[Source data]
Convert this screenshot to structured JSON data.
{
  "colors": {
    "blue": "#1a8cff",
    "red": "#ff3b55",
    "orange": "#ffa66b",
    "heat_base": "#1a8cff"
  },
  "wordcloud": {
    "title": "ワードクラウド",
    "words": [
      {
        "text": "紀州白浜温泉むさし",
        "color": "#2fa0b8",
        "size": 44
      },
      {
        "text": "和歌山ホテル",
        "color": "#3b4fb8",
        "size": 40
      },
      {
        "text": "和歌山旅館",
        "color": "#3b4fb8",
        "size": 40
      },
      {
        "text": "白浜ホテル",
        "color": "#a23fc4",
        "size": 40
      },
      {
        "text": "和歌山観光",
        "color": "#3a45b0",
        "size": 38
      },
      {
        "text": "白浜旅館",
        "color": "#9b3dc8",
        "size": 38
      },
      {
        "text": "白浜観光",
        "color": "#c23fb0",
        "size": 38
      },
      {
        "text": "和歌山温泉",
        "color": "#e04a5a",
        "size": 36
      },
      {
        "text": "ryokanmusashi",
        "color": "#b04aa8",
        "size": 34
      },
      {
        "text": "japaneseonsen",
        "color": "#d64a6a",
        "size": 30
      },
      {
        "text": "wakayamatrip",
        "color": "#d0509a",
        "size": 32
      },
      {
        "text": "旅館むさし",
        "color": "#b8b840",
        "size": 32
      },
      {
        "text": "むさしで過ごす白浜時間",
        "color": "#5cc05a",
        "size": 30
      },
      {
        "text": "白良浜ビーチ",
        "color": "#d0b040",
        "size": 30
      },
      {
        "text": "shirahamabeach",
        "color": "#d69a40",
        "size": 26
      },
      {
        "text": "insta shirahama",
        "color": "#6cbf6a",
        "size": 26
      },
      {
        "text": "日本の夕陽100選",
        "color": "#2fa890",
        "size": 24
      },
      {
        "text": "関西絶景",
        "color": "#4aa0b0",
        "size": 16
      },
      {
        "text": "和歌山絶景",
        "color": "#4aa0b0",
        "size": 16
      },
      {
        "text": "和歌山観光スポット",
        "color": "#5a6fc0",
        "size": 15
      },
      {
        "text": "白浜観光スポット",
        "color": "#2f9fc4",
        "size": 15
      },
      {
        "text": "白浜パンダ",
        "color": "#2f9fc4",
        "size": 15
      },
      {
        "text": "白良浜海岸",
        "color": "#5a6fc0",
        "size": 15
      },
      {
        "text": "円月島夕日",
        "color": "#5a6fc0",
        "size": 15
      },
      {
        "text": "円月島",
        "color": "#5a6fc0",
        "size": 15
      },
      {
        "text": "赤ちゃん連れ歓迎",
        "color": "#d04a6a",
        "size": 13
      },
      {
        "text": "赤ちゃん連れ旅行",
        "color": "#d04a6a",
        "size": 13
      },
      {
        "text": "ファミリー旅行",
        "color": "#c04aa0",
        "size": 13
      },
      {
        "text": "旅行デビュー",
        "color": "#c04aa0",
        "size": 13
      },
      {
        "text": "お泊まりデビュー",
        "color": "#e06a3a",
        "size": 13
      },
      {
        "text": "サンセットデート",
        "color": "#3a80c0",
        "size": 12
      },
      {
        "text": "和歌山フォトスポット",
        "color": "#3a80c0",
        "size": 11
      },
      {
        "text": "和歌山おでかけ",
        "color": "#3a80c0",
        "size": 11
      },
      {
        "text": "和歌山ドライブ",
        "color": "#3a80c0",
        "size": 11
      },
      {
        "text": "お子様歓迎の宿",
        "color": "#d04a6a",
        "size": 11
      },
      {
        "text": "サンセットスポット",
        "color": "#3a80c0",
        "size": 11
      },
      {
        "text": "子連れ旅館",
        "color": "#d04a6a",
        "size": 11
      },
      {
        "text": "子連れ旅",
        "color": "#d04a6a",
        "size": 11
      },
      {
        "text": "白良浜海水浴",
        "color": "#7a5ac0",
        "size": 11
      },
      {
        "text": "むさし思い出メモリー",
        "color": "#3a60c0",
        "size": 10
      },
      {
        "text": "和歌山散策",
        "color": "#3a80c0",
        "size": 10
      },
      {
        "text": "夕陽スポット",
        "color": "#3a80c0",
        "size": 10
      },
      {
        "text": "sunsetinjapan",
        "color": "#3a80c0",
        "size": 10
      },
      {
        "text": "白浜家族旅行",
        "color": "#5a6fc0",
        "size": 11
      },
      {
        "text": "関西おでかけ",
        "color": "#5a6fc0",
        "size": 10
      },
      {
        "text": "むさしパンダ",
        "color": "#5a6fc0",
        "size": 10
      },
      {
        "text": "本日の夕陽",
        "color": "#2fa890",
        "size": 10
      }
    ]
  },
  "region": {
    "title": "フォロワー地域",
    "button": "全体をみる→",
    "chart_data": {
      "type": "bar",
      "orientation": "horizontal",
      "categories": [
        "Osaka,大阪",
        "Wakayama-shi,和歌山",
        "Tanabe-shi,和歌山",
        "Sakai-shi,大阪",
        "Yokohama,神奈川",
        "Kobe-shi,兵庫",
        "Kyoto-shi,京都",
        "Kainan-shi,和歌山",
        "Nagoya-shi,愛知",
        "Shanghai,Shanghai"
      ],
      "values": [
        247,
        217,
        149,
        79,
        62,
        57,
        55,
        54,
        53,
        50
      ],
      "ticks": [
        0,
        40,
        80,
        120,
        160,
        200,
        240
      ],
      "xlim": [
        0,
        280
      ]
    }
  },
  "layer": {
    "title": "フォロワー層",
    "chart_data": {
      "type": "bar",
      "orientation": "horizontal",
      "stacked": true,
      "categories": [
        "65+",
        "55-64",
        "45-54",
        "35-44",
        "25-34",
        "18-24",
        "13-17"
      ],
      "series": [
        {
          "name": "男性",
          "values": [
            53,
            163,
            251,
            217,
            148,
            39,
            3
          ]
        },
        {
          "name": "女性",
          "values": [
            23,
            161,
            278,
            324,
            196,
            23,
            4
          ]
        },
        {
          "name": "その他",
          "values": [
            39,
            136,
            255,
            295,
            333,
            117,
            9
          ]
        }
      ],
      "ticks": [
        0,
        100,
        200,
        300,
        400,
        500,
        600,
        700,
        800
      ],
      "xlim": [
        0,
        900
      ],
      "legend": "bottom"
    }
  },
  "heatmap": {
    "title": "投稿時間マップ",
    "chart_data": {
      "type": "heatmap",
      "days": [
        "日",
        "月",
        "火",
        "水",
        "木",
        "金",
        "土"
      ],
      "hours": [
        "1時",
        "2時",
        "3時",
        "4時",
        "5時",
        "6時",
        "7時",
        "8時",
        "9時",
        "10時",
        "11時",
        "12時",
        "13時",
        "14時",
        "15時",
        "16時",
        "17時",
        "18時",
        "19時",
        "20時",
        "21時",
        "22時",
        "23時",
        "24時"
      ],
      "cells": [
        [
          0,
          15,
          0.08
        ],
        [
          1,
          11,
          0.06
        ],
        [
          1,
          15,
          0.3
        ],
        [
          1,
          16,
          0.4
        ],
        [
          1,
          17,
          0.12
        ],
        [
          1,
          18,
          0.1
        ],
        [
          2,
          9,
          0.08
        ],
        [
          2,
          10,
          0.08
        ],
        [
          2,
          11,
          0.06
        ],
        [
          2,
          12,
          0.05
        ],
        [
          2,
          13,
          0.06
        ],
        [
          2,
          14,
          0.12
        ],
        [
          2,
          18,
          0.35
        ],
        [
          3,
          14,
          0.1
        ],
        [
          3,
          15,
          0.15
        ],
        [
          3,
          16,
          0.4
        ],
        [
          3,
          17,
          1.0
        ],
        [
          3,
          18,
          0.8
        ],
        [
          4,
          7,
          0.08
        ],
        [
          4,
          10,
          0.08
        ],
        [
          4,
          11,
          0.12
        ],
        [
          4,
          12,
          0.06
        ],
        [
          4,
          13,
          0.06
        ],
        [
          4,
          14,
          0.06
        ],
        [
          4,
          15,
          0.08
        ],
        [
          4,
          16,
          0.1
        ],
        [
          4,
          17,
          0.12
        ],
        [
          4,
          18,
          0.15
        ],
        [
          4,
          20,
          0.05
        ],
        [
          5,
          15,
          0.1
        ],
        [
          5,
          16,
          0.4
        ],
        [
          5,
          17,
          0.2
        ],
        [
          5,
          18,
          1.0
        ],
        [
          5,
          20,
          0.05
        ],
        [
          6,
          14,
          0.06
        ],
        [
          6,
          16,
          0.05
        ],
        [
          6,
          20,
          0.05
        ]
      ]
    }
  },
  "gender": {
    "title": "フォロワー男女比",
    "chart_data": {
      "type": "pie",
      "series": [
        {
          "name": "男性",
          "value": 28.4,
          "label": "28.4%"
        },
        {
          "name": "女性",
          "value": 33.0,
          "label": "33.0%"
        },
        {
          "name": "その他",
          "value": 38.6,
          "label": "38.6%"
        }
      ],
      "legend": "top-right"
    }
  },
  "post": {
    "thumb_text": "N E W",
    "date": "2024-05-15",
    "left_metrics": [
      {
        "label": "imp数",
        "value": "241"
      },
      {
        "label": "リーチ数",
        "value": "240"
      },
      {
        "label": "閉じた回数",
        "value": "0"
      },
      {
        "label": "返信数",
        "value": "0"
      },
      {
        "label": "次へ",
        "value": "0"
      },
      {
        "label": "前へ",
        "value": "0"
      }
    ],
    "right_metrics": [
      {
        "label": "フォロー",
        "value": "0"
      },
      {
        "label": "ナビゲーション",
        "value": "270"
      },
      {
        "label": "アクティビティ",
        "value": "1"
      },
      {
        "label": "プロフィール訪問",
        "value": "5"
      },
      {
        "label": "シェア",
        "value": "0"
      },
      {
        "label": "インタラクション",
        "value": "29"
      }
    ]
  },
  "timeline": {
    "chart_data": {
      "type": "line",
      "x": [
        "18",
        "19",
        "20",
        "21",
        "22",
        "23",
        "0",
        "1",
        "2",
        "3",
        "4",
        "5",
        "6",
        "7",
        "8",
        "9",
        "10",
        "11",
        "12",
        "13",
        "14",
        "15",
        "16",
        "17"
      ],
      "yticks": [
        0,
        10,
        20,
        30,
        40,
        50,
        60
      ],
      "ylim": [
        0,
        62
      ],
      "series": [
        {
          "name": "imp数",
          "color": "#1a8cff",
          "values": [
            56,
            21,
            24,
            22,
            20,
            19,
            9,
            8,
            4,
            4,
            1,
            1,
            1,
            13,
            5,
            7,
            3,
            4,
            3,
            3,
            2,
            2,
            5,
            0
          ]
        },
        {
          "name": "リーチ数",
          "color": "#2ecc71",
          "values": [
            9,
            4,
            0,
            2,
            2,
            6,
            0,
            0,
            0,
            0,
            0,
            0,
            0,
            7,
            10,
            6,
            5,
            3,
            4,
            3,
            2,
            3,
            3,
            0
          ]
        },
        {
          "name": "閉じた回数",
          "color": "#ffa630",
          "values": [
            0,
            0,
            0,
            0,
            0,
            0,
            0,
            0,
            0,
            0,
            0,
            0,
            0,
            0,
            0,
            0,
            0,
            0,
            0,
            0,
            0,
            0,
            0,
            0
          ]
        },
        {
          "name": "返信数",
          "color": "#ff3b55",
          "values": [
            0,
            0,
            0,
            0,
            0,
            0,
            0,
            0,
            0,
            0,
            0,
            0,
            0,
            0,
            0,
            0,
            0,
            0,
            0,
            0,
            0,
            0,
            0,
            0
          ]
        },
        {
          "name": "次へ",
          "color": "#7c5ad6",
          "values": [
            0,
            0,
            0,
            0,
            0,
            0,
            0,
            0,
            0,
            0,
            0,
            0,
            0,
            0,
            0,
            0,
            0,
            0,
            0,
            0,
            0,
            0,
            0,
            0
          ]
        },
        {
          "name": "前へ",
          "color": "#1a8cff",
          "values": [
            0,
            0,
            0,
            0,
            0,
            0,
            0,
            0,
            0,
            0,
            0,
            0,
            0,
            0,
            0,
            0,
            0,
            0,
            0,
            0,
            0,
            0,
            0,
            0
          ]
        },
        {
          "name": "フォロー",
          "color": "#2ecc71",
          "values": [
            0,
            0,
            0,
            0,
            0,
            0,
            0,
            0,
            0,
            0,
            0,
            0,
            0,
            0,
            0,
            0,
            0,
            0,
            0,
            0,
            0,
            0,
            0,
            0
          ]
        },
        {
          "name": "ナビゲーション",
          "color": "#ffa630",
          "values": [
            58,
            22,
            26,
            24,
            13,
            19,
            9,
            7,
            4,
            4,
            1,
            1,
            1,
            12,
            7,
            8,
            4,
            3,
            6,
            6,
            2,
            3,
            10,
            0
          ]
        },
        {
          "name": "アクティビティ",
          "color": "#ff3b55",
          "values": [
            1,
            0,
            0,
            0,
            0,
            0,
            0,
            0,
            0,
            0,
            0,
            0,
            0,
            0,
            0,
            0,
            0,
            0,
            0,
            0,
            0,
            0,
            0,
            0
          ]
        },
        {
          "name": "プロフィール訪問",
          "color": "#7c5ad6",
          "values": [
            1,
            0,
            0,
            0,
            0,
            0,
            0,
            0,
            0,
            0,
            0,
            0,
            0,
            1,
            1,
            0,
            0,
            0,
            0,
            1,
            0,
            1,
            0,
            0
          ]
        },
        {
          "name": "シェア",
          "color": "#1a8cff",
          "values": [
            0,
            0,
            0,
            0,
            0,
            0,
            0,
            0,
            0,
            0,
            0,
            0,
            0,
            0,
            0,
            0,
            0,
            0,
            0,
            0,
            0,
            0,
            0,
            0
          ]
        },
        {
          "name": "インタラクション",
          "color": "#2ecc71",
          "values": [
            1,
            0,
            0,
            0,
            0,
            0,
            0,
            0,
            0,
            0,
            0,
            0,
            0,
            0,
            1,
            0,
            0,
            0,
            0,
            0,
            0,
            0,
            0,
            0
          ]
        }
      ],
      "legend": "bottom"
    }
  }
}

§ **Work to do**:
Say how many lines in the records hold "type", with the number as the whole reply.

§ **Answer to this exercise**:
5